Where does this -4 come from? $e_w$ seems in 3 parts:

  • $\sigma_1 + \sigma_2 + \frac{1}{\sigma_1 \sigma_2}$ looks like the area distortion ($\sigma_1 \sigma_2 + \frac{1}{\sigma_1 \sigma_2}$) we will see below. Is there a typo?
  • $\frac{\sigma_1}{\sigma_2} + \frac{\sigma_2}{\sigma_1}$ is the angle distortion we will see below.
  • lastly $-4$. The ideal value for each distortion being $1$, why not subtract 2 so that the cost is null when the distortion is null?

As for the results analysis (section 4), Evocube uses the area distortion $D_a$ (Table 1), referring to Tarini et al. 2004 2. In Table 3, the angle distortion also appears. Their calculation is not explained.

In the source code of Evocube, we can find out how the computation of these metrics has been implemented.

On the score side, the function include/evaluator.h > evaluate() as indeed 4 components:

  • the (in)valididy score invalid_score
  • the compactness score compact_score
  • the (geometric) fidelity score fidelity_score
  • the workability fast_poly_score, obtained via src/quick_label_ev.cpp > QuickLabelEv::evaluate(), which is the average distortion + a cost for inverted triangles

Let's take the average distortion calculation step-by-step:

  1. A polycube is obtained with src/quick_label_ev.cpp QuickLabelEv::LDLTDeformation(), which looks like a transcoding of fastbndpolycube and/or polycube_withHexEx.

Dataset:
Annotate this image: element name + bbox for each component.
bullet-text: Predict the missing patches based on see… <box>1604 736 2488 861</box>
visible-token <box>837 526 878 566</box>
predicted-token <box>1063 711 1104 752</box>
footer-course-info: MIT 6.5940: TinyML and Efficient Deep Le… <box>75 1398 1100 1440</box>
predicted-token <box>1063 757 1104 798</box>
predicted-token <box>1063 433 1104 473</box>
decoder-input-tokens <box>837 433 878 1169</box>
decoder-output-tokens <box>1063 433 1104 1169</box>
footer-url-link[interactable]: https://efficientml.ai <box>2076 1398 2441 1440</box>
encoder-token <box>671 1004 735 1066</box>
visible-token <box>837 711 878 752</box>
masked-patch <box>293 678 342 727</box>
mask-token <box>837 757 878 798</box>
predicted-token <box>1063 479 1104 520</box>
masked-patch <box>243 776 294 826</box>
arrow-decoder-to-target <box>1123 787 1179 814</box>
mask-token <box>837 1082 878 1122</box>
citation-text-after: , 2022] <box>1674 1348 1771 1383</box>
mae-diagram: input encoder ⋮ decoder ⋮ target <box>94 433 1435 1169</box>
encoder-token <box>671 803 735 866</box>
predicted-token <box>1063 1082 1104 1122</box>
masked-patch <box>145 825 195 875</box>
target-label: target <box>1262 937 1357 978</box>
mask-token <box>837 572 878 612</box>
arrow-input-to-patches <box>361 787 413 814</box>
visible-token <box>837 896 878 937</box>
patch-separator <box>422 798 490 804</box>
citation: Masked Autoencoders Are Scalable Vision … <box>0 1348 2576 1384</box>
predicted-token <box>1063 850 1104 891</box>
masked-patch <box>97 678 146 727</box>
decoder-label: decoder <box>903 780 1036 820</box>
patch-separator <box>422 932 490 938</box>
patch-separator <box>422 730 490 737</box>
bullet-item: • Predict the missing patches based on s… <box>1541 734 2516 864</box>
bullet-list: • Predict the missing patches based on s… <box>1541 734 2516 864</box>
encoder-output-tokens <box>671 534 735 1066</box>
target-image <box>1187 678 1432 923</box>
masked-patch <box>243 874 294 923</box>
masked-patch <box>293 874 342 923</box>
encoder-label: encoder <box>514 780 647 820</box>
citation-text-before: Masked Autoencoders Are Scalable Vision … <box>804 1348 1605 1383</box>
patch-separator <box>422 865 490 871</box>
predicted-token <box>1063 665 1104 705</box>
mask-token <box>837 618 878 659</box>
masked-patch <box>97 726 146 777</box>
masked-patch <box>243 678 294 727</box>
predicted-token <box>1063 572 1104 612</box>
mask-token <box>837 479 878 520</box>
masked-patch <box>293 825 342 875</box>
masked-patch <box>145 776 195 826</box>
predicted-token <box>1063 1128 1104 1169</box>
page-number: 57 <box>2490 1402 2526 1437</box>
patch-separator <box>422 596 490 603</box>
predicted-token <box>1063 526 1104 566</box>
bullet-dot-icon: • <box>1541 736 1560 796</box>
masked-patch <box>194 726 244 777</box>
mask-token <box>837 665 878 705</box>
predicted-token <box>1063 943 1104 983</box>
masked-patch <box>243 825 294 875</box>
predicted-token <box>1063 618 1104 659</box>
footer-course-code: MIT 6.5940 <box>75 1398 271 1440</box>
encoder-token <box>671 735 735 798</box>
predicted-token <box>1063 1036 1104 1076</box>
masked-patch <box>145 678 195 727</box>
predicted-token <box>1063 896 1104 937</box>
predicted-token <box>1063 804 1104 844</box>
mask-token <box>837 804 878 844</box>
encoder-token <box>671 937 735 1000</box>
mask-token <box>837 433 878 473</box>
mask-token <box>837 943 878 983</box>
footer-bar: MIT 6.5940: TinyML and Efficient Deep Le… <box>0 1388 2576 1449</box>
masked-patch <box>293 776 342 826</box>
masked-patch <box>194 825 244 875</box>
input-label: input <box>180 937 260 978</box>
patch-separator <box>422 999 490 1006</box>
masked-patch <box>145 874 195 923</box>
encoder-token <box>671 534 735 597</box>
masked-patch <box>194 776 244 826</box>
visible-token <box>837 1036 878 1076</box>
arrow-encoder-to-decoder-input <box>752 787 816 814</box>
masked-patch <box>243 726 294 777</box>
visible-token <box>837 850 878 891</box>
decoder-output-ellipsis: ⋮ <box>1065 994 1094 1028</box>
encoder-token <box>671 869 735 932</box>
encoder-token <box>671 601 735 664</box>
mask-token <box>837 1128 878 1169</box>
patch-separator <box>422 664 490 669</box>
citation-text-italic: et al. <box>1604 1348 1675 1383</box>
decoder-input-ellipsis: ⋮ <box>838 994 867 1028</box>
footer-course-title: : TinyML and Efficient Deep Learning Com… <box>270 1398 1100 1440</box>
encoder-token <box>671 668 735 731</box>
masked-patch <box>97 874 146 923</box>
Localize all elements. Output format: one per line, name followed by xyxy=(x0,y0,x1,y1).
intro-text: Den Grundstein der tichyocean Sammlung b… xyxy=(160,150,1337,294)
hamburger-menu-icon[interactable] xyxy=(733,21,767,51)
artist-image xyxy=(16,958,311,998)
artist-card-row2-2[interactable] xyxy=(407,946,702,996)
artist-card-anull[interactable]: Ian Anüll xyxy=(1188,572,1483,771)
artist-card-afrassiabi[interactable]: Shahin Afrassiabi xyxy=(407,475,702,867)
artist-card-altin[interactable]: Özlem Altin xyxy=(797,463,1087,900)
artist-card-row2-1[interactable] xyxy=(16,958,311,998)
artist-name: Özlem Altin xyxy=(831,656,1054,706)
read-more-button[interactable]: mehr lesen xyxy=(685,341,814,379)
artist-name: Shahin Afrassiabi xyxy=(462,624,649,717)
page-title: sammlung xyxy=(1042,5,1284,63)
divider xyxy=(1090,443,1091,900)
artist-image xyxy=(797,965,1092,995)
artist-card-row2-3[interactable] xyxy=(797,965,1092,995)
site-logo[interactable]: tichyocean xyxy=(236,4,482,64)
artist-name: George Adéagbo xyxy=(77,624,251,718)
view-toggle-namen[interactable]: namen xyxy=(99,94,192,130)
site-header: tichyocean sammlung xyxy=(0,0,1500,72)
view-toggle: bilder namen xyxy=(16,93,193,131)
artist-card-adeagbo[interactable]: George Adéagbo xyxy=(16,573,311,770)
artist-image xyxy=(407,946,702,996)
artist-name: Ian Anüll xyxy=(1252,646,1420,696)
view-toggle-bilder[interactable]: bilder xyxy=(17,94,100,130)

Questions to answer:
1. In the Evocube passage, which work does Evocube refer to for the area distortion?
2. How would you say this sentence from the Evocube passage in French: "In the source code of Evocube, we can find out how the computation of these metrics has been implemented."?
The lines after the Evocube passage are separate material.

Solution list:
1. Tarini et al. 2004.

2. Dans le code source d'Evocube, on peut découvrir comment le calcul de ces métriques a été implémenté.